Given instruction:
Collect each line of the entries that holds the string "JSON".

Dataset entries:
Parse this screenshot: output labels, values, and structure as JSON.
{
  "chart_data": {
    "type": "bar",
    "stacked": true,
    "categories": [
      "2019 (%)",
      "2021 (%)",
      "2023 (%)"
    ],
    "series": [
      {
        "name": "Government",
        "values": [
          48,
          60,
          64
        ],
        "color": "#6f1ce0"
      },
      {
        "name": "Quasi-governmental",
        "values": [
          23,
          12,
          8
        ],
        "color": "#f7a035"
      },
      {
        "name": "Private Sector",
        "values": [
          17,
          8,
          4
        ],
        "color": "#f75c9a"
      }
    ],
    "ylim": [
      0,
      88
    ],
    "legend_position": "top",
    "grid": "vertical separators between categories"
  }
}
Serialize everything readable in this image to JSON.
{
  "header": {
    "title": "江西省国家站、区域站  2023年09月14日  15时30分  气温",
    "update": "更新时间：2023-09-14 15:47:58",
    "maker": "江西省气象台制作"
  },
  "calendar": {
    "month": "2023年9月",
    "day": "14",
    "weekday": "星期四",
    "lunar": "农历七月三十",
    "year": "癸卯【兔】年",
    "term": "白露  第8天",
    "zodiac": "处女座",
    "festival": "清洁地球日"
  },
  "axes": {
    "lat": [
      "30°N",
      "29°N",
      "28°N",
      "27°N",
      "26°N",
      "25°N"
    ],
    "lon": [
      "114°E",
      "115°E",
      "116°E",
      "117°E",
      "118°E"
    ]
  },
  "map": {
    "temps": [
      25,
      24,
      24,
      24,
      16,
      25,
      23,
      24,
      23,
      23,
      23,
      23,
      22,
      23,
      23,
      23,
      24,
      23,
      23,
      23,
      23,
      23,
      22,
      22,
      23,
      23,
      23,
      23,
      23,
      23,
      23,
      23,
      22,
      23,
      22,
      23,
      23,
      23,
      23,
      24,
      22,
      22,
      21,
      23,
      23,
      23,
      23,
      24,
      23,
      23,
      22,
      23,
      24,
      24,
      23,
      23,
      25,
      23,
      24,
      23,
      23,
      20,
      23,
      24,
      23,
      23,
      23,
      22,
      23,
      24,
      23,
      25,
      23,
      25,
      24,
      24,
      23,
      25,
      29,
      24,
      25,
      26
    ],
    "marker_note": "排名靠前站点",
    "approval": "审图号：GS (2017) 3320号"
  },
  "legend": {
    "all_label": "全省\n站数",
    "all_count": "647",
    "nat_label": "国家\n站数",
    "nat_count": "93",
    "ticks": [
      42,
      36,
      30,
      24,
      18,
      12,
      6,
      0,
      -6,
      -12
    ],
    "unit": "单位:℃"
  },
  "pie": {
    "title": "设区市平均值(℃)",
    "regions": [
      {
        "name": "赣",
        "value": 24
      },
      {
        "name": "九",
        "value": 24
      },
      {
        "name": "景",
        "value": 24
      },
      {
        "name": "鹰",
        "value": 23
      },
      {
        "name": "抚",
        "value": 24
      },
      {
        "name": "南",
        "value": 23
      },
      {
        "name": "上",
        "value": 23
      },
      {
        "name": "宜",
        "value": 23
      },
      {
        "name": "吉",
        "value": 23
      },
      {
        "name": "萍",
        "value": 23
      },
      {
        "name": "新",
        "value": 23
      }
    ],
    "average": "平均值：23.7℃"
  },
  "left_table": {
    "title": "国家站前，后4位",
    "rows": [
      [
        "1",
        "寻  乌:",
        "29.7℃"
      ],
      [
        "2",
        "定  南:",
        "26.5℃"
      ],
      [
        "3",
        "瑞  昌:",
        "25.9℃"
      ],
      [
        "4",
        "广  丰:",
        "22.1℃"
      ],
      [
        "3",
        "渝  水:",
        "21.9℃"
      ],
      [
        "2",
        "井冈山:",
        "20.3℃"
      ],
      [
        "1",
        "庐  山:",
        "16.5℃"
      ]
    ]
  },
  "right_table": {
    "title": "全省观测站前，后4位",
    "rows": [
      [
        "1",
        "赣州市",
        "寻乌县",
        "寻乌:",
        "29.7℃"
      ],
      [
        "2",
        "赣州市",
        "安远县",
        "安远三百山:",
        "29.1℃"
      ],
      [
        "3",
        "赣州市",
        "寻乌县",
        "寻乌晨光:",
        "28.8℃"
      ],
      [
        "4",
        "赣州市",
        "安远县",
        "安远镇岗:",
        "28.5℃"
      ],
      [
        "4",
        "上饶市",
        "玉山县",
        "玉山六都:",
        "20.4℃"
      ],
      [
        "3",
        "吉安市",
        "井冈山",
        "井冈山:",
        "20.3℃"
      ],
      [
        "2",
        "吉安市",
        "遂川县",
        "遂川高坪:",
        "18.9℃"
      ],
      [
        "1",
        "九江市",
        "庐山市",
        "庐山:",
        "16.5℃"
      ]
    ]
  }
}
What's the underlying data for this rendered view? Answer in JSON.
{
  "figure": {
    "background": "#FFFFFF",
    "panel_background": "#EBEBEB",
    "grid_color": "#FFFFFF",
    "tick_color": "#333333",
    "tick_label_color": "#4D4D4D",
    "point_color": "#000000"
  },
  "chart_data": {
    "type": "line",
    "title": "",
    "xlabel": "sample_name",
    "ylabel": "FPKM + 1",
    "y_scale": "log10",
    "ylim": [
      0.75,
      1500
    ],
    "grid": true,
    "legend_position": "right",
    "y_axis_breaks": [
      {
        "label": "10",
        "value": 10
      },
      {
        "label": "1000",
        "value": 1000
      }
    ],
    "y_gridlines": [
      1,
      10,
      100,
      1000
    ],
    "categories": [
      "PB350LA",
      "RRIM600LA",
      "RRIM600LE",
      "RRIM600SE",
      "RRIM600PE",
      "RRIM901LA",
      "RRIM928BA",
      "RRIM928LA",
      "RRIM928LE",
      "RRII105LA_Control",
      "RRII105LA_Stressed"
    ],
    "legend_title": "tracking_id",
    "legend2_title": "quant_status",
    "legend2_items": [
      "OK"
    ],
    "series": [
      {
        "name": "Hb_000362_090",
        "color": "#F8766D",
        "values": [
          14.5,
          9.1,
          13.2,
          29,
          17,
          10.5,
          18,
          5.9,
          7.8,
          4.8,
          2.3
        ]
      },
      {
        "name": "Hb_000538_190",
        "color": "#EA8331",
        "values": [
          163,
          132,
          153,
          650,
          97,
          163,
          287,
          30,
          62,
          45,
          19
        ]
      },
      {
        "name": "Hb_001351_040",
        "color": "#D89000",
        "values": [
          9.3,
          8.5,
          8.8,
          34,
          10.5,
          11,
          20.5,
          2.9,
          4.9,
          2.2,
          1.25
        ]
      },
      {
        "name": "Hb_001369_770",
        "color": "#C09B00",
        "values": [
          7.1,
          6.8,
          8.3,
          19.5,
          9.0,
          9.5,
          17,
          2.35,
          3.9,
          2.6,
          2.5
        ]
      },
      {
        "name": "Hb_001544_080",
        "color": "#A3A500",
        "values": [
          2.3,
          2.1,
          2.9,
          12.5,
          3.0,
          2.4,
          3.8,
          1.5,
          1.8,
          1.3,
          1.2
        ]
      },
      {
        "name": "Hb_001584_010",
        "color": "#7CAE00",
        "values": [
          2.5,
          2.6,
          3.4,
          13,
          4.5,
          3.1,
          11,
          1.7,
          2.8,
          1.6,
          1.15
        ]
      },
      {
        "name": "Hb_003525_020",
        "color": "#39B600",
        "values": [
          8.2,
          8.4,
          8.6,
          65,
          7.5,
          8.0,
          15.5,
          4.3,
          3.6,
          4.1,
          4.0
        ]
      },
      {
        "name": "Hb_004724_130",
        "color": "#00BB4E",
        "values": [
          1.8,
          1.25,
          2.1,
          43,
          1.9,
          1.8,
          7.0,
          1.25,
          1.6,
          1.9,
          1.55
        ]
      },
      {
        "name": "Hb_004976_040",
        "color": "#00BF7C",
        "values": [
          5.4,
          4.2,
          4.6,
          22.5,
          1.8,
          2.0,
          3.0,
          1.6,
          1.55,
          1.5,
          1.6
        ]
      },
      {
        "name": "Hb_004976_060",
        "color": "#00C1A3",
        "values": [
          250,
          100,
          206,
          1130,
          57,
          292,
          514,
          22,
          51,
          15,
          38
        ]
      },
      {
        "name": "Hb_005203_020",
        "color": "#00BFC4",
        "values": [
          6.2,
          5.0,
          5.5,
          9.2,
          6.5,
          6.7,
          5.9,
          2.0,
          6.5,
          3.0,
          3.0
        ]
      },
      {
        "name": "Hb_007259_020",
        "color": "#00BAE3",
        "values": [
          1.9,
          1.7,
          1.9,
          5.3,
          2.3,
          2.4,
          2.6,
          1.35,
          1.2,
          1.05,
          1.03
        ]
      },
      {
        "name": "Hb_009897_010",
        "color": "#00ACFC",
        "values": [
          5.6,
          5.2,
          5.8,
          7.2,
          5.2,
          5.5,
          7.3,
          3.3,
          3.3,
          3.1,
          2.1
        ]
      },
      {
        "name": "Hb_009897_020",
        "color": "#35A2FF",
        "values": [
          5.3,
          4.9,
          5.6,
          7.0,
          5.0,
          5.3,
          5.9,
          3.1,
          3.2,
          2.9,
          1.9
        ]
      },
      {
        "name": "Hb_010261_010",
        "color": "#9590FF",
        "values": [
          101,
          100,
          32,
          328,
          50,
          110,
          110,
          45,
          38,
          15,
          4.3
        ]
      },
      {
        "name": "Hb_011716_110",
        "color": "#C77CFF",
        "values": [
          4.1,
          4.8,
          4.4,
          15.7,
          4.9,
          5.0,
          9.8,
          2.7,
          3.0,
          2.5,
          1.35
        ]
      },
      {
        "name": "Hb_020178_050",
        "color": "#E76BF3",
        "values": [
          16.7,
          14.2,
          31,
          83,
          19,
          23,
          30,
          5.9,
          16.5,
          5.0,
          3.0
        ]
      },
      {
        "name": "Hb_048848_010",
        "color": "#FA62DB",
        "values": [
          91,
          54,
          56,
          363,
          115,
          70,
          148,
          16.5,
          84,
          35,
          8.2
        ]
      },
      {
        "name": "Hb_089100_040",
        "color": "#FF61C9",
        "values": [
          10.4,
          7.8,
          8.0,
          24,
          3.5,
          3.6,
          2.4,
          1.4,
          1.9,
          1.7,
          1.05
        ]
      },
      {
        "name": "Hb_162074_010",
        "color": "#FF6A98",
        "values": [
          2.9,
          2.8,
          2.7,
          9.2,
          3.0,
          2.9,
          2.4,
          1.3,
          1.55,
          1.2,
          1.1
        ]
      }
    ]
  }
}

Exercise response:
Parse this screenshot: output labels, values, and structure as JSON.
Serialize everything readable in this image to JSON.
What's the underlying data for this rendered view? Answer in JSON.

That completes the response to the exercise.